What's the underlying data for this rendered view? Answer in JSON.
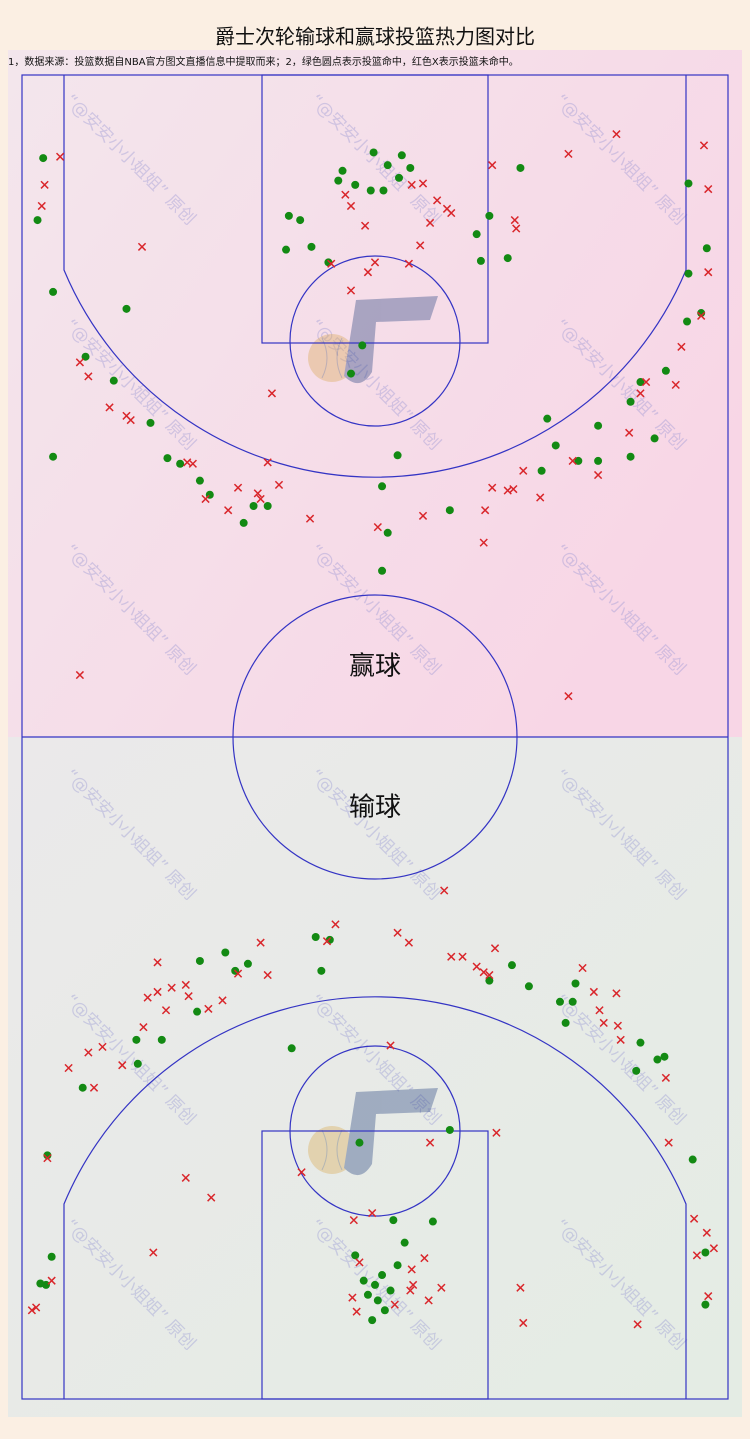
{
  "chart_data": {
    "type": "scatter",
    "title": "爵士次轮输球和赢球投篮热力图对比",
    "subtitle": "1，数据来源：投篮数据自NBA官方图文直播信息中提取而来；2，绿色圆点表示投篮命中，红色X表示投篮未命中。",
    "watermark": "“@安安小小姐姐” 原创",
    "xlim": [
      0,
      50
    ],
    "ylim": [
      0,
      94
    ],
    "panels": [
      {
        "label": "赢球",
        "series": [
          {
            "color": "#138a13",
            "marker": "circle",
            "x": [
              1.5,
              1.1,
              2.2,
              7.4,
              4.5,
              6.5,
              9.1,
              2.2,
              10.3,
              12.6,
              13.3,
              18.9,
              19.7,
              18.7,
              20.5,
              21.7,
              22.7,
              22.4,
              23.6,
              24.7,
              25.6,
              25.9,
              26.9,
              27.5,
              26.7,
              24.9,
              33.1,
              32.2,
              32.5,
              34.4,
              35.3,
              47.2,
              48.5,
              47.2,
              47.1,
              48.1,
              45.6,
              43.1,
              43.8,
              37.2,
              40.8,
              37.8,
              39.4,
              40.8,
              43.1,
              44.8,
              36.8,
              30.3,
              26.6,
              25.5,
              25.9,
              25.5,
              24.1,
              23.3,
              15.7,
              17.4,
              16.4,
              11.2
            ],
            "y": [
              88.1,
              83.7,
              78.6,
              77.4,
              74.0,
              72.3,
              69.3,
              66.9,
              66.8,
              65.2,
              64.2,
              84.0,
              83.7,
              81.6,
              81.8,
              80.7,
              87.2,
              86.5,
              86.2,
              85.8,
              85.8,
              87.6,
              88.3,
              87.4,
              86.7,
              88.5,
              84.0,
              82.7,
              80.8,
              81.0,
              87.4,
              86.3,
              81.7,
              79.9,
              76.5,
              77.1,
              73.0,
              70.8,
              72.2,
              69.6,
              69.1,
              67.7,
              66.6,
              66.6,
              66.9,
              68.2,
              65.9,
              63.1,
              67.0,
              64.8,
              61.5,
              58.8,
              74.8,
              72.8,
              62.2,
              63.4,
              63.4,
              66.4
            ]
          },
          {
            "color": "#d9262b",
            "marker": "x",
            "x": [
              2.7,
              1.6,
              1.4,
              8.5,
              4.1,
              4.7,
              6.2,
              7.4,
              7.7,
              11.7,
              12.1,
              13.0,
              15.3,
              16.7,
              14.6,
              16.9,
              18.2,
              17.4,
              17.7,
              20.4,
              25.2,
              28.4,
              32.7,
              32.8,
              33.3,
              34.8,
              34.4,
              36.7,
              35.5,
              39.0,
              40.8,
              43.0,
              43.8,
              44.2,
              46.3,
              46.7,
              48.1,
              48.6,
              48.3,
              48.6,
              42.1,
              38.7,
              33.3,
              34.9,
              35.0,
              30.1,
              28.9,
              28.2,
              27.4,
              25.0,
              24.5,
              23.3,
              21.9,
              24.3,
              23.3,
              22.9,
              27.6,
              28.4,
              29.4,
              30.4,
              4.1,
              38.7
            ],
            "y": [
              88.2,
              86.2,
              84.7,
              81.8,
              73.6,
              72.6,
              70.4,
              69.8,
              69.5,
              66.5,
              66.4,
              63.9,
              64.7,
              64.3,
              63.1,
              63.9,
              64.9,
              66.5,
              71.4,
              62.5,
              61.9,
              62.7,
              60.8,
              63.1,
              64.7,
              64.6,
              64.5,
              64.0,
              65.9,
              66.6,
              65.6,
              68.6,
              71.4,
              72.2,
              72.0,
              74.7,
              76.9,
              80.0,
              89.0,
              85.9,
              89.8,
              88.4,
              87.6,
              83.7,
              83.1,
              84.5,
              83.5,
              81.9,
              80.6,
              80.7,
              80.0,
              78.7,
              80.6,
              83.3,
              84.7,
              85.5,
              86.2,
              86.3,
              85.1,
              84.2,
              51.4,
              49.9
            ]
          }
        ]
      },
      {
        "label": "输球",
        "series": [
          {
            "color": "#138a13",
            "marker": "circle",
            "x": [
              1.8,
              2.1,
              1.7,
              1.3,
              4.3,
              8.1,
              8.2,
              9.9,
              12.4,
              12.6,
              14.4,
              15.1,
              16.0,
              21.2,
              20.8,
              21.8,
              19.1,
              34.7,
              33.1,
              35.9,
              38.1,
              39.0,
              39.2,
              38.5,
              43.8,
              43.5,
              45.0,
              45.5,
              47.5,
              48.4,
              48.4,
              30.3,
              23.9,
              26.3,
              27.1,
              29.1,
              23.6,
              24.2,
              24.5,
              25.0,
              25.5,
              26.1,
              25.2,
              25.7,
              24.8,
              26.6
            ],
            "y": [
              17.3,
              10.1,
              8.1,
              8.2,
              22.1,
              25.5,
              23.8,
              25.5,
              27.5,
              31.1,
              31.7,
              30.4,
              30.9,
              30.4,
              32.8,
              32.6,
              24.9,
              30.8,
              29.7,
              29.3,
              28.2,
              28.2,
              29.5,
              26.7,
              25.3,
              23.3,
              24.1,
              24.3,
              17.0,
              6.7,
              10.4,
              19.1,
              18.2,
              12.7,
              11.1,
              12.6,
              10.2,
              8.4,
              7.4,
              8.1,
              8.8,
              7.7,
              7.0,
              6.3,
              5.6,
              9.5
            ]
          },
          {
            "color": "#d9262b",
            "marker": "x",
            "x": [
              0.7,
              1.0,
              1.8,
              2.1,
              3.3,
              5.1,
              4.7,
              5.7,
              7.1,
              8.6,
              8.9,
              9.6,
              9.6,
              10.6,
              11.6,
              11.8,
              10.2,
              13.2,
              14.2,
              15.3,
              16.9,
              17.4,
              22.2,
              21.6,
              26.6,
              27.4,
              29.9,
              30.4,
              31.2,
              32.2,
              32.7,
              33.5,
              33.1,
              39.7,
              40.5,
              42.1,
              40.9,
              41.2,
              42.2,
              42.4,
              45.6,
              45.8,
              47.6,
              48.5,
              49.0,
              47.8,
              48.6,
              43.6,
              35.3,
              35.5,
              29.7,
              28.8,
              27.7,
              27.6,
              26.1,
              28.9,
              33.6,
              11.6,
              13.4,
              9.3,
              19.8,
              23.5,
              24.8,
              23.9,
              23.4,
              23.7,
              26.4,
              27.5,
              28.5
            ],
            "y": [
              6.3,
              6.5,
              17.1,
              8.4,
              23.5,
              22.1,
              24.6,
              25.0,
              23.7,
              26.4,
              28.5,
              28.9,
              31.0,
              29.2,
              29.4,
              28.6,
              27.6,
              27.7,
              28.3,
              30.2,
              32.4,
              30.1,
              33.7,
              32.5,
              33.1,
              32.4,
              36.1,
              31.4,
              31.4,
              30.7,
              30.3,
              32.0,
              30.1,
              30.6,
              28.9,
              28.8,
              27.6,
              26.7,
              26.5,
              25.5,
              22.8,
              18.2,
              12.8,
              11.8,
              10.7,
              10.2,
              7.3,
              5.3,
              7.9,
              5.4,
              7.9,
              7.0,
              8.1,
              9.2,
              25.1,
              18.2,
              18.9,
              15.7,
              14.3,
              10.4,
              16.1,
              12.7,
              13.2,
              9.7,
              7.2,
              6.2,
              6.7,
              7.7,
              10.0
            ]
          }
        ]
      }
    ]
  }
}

--

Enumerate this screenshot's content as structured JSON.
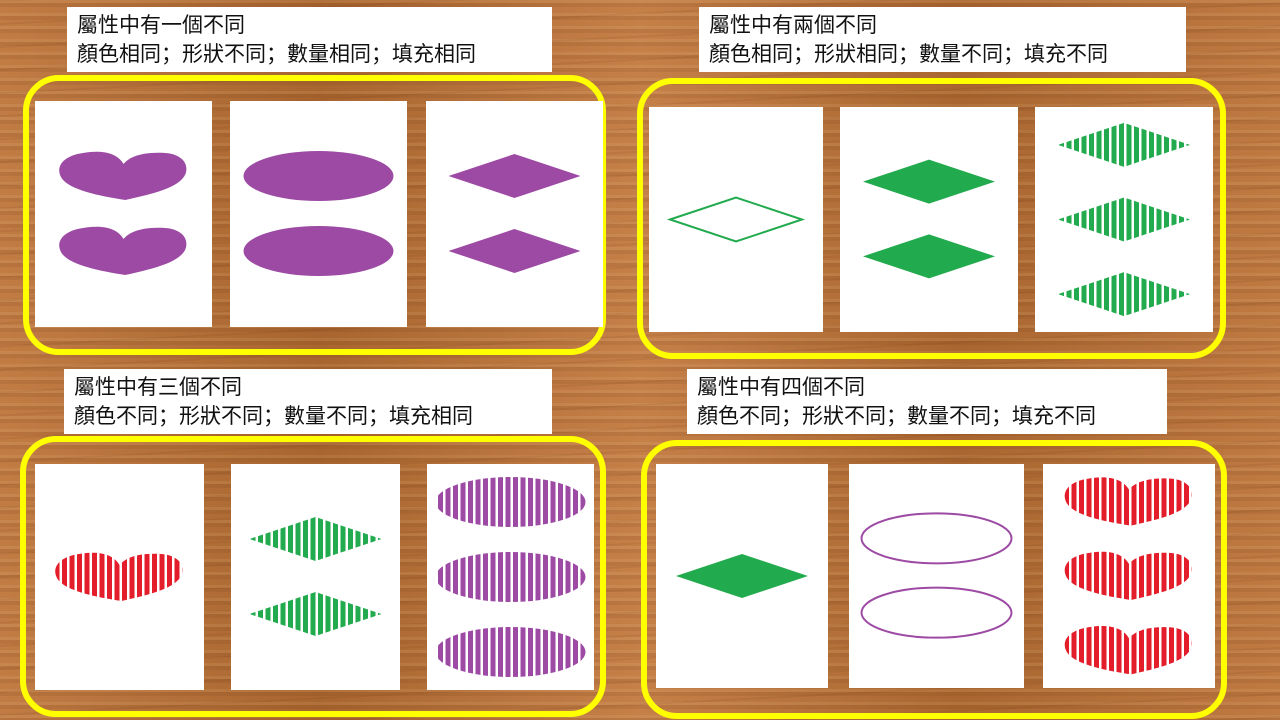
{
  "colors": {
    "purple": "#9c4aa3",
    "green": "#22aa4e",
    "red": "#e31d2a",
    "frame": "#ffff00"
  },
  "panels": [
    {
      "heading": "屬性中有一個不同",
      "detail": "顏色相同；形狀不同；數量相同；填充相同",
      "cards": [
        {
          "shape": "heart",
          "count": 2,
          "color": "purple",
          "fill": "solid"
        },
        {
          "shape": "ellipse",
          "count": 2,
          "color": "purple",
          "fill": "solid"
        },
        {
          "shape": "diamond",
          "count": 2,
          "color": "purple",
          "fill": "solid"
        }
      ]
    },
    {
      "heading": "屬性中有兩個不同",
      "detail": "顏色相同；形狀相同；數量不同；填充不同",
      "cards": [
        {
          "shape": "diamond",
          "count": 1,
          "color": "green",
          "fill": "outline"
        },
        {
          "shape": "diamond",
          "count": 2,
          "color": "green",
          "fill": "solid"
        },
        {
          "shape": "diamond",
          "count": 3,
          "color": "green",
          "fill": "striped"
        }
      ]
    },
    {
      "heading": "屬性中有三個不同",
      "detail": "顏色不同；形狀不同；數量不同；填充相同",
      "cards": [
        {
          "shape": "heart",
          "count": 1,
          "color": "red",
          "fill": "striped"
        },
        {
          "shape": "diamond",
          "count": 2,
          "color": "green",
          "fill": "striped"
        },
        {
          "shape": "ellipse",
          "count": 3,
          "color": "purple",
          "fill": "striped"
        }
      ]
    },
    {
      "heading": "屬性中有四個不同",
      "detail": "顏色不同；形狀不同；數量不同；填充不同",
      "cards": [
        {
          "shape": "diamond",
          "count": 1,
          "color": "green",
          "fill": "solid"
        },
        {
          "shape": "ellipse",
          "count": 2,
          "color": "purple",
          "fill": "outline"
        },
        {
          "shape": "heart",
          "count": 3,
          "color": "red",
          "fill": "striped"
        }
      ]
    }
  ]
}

* [What is asked]: Lines containing the string "數量不同" are to be selected and copied.

* [Task result]:
      "detail": "顏色相同；形狀相同；數量不同；填充不同",
      "detail": "顏色不同；形狀不同；數量不同；填充相同",
      "detail": "顏色不同；形狀不同；數量不同；填充不同",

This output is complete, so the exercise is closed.